▶ What the task requires
Copy out the listing that follows exactly, dropping every picture.

▶ Material for the task
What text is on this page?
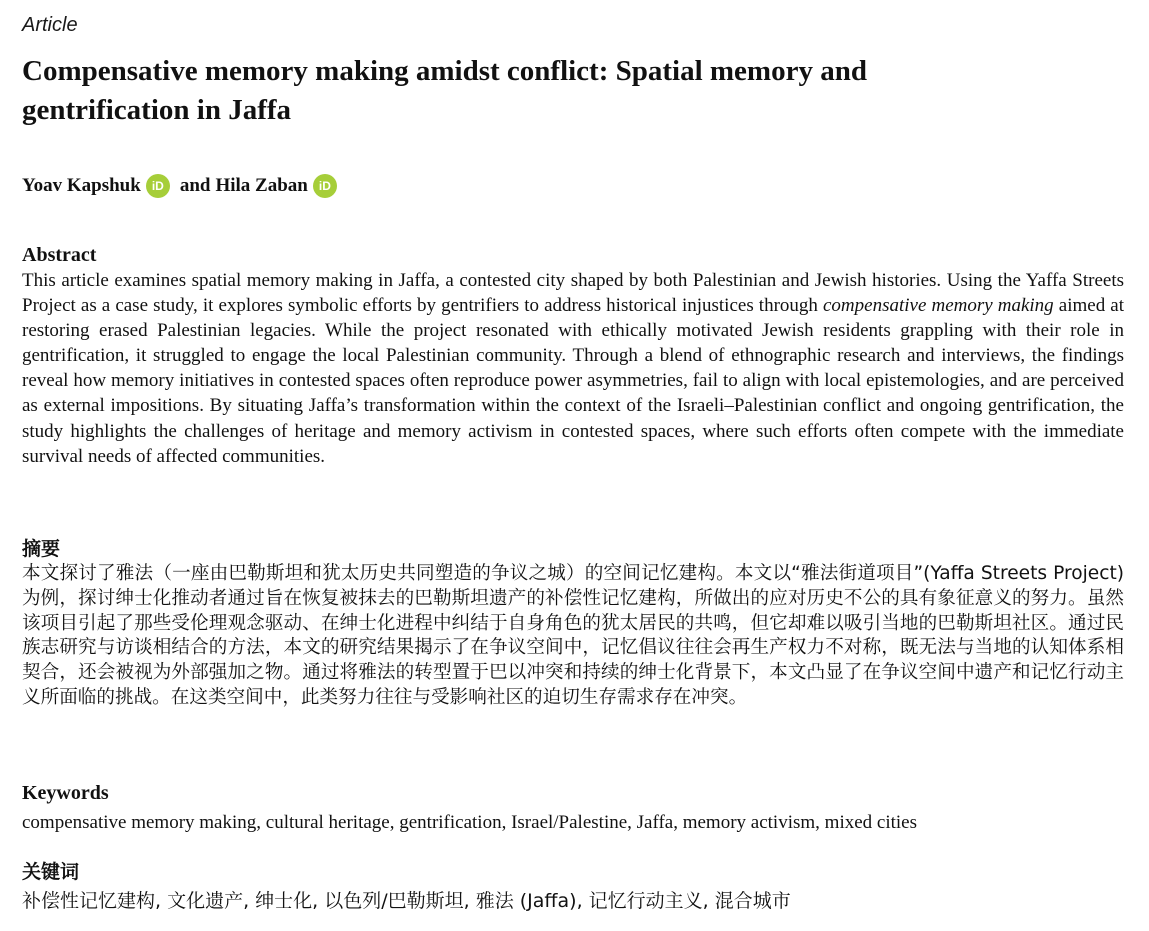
Article
Compensative memory making amidst conflict: Spatial memory and gentrification in Jaffa
Yoav Kapshuk iD and Hila Zaban iD
Abstract

This article examines spatial memory making in Jaffa, a contested city shaped by both Palestinian and Jewish histories. Using the Yaffa Streets Project as a case study, it explores symbolic efforts by gentrifiers to address historical injustices through compensative memory making aimed at restoring erased Palestinian legacies. While the project resonated with ethically motivated Jewish residents grappling with their role in gentrification, it struggled to engage the local Palestinian community. Through a blend of ethnographic research and interviews, the findings reveal how memory initiatives in contested spaces often reproduce power asymmetries, fail to align with local epistemologies, and are perceived as external impositions. By situating Jaffa’s transformation within the context of the Israeli–Palestinian conflict and ongoing gentrification, the study highlights the challenges of heritage and memory activism in contested spaces, where such efforts often compete with the immediate survival needs of affected communities.

摘要

本文探讨了雅法（一座由巴勒斯坦和犹太历史共同塑造的争议之城）的空间记忆建构。本文以“雅法街道项目”(Yaffa Streets Project) 为例，探讨绅士化推动者通过旨在恢复被抹去的巴勒斯坦遗产的补偿性记忆建构，所做出的应对历史不公的具有象征意义的努力。虽然该项目引起了那些受伦理观念驱动、在绅士化进程中纠结于自身角色的犹太居民的共鸣，但它却难以吸引当地的巴勒斯坦社区。通过民族志研究与访谈相结合的方法，本文的研究结果揭示了在争议空间中，记忆倡议往往会再生产权力不对称，既无法与当地的认知体系相契合，还会被视为外部强加之物。通过将雅法的转型置于巴以冲突和持续的绅士化背景下，本文凸显了在争议空间中遗产和记忆行动主义所面临的挑战。在这类空间中，此类努力往往与受影响社区的迫切生存需求存在冲突。

Keywords
compensative memory making, cultural heritage, gentrification, Israel/Palestine, Jaffa, memory activism, mixed cities
关键词
补偿性记忆建构, 文化遗产, 绅士化, 以色列/巴勒斯坦, 雅法 (Jaffa), 记忆行动主义, 混合城市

▶ Finished exercise
What text is on this page?
Article
Compensative memory making amidst conflict: Spatial memory and gentrification in Jaffa
Yoav Kapshuk iD and Hila Zaban iD
Abstract

This article examines spatial memory making in Jaffa, a contested city shaped by both Palestinian and Jewish histories. Using the Yaffa Streets Project as a case study, it explores symbolic efforts by gentrifiers to address historical injustices through compensative memory making aimed at restoring erased Palestinian legacies. While the project resonated with ethically motivated Jewish residents grappling with their role in gentrification, it struggled to engage the local Palestinian community. Through a blend of ethnographic research and interviews, the findings reveal how memory initiatives in contested spaces often reproduce power asymmetries, fail to align with local epistemologies, and are perceived as external impositions. By situating Jaffa’s transformation within the context of the Israeli–Palestinian conflict and ongoing gentrification, the study highlights the challenges of heritage and memory activism in contested spaces, where such efforts often compete with the immediate survival needs of affected communities.

摘要

本文探讨了雅法（一座由巴勒斯坦和犹太历史共同塑造的争议之城）的空间记忆建构。本文以“雅法街道项目”(Yaffa Streets Project) 为例，探讨绅士化推动者通过旨在恢复被抹去的巴勒斯坦遗产的补偿性记忆建构，所做出的应对历史不公的具有象征意义的努力。虽然该项目引起了那些受伦理观念驱动、在绅士化进程中纠结于自身角色的犹太居民的共鸣，但它却难以吸引当地的巴勒斯坦社区。通过民族志研究与访谈相结合的方法，本文的研究结果揭示了在争议空间中，记忆倡议往往会再生产权力不对称，既无法与当地的认知体系相契合，还会被视为外部强加之物。通过将雅法的转型置于巴以冲突和持续的绅士化背景下，本文凸显了在争议空间中遗产和记忆行动主义所面临的挑战。在这类空间中，此类努力往往与受影响社区的迫切生存需求存在冲突。

Keywords
compensative memory making, cultural heritage, gentrification, Israel/Palestine, Jaffa, memory activism, mixed cities
关键词
补偿性记忆建构, 文化遗产, 绅士化, 以色列/巴勒斯坦, 雅法 (Jaffa), 记忆行动主义, 混合城市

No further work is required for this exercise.